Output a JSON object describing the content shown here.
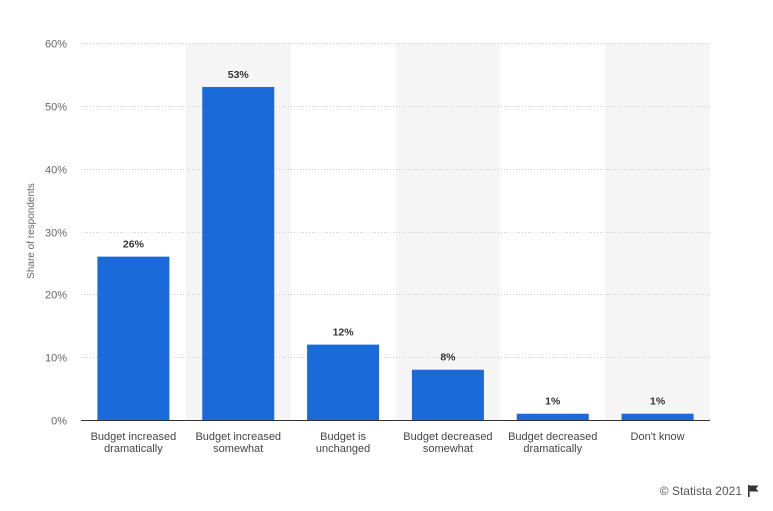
{
  "chart_data": {
    "type": "bar",
    "categories": [
      [
        "Budget increased",
        "dramatically"
      ],
      [
        "Budget increased",
        "somewhat"
      ],
      [
        "Budget is",
        "unchanged"
      ],
      [
        "Budget decreased",
        "somewhat"
      ],
      [
        "Budget decreased",
        "dramatically"
      ],
      [
        "Don't know"
      ]
    ],
    "values": [
      26,
      53,
      12,
      8,
      1,
      1
    ],
    "data_labels": [
      "26%",
      "53%",
      "12%",
      "8%",
      "1%",
      "1%"
    ],
    "ylabel": "Share of respondents",
    "ylim": [
      0,
      60
    ],
    "yticks": [
      0,
      10,
      20,
      30,
      40,
      50,
      60
    ],
    "ytick_labels": [
      "0%",
      "10%",
      "20%",
      "30%",
      "40%",
      "50%",
      "60%"
    ],
    "grid": true,
    "bar_color": "#1a6ad9",
    "band_color": "#f5f5f5"
  },
  "footer": {
    "credit": "© Statista 2021",
    "icon": "flag-icon"
  }
}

▶ What you need to do
Give every record back exactly as it reads, with no images.

▶ Full solution
Output a JSON object describing the content shown here.
{
  "chart_data": {
    "type": "bar",
    "categories": [
      [
        "Budget increased",
        "dramatically"
      ],
      [
        "Budget increased",
        "somewhat"
      ],
      [
        "Budget is",
        "unchanged"
      ],
      [
        "Budget decreased",
        "somewhat"
      ],
      [
        "Budget decreased",
        "dramatically"
      ],
      [
        "Don't know"
      ]
    ],
    "values": [
      26,
      53,
      12,
      8,
      1,
      1
    ],
    "data_labels": [
      "26%",
      "53%",
      "12%",
      "8%",
      "1%",
      "1%"
    ],
    "ylabel": "Share of respondents",
    "ylim": [
      0,
      60
    ],
    "yticks": [
      0,
      10,
      20,
      30,
      40,
      50,
      60
    ],
    "ytick_labels": [
      "0%",
      "10%",
      "20%",
      "30%",
      "40%",
      "50%",
      "60%"
    ],
    "grid": true,
    "bar_color": "#1a6ad9",
    "band_color": "#f5f5f5"
  },
  "footer": {
    "credit": "© Statista 2021",
    "icon": "flag-icon"
  }
}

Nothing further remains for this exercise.